● **Source extract**:
Disclaimer
This edited version has been archived due to the length of time since original publication. It should not be regarded as indicative of the ATO's current views. The law may have changed since original publication, and views in the edited version may also be affected by subsequent precedents and new approaches to the application of the law.

You cannot rely on this record in your tax affairs. It is not binding and provides you with no protection (including from any underpaid tax, penalty or interest). In addition, this record is not an authority for the purposes of establishing a reasonably arguable position for you to apply to your own circumstances. For more information on the status of edited versions of private advice and reasons we publish them, see PS LA 2008/4.

Edited version of private ruling

Authorisation Number: 1011766758357

    This edited version of your ruling will be published in the public Register of private binding rulings after 28 days from the issue date of the ruling. The attached private rulings fact sheet has more information.

    Please check this edited version to be sure that there are no details remaining that you think may allow you to be identified. Contact us at the address given in the fact sheet if you have any concerns.

Ruling

Subject: GST and input tax credits on construction of a Retirement Village

Question 1

Are you entitled to input tax credits on construction of a multi-stage Retirement Village?

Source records

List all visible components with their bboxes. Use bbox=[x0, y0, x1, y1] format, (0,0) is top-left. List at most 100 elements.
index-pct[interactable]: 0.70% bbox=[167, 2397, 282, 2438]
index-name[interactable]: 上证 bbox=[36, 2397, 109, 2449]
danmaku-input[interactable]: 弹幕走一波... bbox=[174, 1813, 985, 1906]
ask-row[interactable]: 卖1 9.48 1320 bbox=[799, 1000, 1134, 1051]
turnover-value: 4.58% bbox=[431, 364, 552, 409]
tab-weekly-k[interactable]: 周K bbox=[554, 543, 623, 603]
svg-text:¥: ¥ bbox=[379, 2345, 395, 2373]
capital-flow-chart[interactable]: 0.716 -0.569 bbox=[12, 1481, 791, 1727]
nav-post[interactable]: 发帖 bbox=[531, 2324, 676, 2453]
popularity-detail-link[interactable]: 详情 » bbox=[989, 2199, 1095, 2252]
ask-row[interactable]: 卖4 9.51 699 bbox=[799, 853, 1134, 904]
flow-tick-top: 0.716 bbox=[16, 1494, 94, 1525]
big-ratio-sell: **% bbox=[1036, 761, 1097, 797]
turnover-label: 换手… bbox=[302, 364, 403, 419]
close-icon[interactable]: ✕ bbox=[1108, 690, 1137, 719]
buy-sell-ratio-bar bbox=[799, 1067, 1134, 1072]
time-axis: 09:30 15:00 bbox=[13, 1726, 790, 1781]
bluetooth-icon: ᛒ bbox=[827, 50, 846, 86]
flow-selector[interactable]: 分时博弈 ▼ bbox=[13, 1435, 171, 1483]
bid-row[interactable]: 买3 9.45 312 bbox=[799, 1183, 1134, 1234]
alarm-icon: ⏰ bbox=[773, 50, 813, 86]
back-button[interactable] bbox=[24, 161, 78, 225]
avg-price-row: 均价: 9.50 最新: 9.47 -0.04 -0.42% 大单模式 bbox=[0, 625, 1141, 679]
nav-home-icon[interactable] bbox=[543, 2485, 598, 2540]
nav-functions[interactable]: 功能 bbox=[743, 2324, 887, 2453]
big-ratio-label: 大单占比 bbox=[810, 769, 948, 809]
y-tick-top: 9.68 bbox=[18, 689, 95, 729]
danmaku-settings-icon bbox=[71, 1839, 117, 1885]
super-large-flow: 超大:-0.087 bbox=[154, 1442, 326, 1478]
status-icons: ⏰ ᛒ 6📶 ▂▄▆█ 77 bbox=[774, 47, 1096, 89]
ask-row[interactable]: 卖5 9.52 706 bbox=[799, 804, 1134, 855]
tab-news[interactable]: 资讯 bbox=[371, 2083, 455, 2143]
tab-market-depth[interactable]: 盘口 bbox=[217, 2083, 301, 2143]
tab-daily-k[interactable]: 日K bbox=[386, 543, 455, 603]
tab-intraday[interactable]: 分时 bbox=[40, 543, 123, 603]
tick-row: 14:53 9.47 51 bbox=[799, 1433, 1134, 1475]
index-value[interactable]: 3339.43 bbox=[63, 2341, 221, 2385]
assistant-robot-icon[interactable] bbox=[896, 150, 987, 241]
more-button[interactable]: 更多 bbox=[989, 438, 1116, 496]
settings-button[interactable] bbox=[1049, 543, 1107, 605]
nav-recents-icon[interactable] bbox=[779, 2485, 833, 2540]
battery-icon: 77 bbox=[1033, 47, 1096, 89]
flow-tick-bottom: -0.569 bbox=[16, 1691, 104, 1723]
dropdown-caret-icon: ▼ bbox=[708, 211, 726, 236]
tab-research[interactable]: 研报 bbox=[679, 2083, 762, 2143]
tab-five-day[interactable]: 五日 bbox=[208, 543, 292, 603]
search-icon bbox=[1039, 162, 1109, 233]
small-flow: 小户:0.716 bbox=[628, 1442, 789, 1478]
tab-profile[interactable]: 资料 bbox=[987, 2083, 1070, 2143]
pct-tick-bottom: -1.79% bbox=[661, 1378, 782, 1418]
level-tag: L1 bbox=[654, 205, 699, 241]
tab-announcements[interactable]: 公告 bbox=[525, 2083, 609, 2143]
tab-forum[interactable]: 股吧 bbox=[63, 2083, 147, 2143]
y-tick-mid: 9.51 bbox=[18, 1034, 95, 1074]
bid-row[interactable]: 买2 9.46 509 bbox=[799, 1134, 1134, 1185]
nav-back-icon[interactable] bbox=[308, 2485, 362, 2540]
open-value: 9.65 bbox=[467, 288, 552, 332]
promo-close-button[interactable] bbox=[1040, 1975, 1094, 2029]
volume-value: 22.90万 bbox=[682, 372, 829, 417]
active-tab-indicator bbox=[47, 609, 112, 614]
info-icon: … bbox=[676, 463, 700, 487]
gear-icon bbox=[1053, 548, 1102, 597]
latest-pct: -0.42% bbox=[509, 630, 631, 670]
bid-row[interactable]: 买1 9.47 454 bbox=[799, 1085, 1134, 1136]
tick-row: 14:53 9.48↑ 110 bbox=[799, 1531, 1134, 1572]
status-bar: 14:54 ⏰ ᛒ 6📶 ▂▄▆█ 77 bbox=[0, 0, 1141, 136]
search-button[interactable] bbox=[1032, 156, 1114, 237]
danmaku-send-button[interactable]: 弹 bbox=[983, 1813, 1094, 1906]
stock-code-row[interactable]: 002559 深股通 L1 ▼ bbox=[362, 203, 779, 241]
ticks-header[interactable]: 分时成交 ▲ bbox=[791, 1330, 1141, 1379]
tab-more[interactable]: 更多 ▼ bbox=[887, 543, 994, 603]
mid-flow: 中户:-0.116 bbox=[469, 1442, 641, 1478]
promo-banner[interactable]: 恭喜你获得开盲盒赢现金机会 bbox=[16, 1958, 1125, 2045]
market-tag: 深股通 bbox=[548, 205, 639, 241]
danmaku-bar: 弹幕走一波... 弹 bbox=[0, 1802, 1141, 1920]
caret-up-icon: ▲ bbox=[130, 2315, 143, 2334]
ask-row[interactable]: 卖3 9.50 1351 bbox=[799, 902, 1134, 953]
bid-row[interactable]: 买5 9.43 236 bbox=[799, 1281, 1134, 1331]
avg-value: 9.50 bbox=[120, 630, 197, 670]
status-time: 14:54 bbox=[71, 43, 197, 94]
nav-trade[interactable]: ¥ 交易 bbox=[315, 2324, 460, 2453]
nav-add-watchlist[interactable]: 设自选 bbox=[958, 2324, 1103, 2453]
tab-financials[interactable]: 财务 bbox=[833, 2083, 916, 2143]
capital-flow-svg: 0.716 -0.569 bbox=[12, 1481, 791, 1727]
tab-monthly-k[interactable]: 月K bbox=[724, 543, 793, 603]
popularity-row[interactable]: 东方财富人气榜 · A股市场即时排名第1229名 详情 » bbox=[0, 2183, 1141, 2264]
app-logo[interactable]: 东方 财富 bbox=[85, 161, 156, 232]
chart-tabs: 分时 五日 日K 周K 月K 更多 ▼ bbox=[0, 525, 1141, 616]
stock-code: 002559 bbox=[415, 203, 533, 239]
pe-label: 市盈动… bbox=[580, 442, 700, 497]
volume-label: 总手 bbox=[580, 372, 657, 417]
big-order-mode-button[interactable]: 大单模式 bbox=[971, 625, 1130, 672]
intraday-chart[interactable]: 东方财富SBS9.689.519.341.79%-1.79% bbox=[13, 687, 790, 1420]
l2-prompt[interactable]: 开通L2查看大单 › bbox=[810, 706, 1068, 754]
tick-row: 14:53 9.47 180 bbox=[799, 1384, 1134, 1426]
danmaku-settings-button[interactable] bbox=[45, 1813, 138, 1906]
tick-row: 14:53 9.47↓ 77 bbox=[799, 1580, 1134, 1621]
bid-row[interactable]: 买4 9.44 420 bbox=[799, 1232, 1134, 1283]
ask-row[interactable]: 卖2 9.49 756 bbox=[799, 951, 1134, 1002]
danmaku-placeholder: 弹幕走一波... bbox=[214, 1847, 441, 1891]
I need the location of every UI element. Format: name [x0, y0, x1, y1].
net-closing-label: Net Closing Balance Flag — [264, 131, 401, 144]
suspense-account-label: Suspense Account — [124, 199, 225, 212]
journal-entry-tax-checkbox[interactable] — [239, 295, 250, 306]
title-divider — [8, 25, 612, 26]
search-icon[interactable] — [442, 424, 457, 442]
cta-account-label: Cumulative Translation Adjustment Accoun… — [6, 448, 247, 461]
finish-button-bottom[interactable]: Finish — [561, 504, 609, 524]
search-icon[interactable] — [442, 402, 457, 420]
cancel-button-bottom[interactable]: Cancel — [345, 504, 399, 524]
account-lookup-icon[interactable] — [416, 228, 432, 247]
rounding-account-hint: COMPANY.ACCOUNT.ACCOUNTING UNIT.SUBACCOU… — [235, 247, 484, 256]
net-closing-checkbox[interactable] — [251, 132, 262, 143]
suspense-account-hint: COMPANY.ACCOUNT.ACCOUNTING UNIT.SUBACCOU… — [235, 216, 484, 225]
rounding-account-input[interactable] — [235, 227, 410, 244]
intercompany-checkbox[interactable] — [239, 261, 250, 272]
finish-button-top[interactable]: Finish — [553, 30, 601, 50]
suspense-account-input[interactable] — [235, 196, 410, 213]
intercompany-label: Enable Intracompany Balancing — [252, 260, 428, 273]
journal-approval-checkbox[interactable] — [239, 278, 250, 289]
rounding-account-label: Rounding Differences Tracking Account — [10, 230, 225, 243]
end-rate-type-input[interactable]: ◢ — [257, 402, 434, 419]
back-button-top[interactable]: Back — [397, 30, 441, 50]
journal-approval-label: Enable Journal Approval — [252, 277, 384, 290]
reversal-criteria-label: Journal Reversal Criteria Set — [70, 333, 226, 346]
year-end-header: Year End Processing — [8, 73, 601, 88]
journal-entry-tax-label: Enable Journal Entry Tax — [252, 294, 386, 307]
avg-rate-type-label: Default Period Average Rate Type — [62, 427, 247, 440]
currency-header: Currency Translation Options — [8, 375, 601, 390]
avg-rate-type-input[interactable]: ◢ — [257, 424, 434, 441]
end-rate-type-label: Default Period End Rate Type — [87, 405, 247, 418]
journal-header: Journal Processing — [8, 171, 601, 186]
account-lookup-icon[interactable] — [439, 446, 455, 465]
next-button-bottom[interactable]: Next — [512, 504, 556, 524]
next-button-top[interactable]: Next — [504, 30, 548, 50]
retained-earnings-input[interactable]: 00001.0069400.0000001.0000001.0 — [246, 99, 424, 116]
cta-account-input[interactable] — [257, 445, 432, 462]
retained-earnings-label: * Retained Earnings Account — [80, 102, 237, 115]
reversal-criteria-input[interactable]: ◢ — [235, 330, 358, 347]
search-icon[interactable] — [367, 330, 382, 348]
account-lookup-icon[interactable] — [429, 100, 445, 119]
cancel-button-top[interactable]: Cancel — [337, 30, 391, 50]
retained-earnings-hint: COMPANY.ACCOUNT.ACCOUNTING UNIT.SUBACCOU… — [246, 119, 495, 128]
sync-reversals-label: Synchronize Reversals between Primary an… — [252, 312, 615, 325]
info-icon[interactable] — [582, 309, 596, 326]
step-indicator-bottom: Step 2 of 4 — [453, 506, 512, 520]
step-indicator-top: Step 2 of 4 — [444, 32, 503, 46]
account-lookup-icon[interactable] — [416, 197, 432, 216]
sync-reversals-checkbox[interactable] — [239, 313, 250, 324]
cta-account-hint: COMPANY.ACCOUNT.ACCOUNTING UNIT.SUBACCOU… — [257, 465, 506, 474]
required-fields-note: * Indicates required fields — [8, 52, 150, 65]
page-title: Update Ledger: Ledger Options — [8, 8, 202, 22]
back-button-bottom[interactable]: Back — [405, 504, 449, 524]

● **Stated exercise**: Please rewrite the private ruling extract starting with "Please check this" and going on through "multi-stage Retirement Village?", putting "Aged Care Facility" wherever "Retirement Village" appears.

● **Solution below**:
Please check this edited version to be sure that there are no details remaining that you think may allow you to be identified. Contact us at the address given in the fact sheet if you have any concerns.

Ruling

Subject: GST and input tax credits on construction of a Aged Care Facility

Question 1

Are you entitled to input tax credits on construction of a multi-stage Aged Care Facility?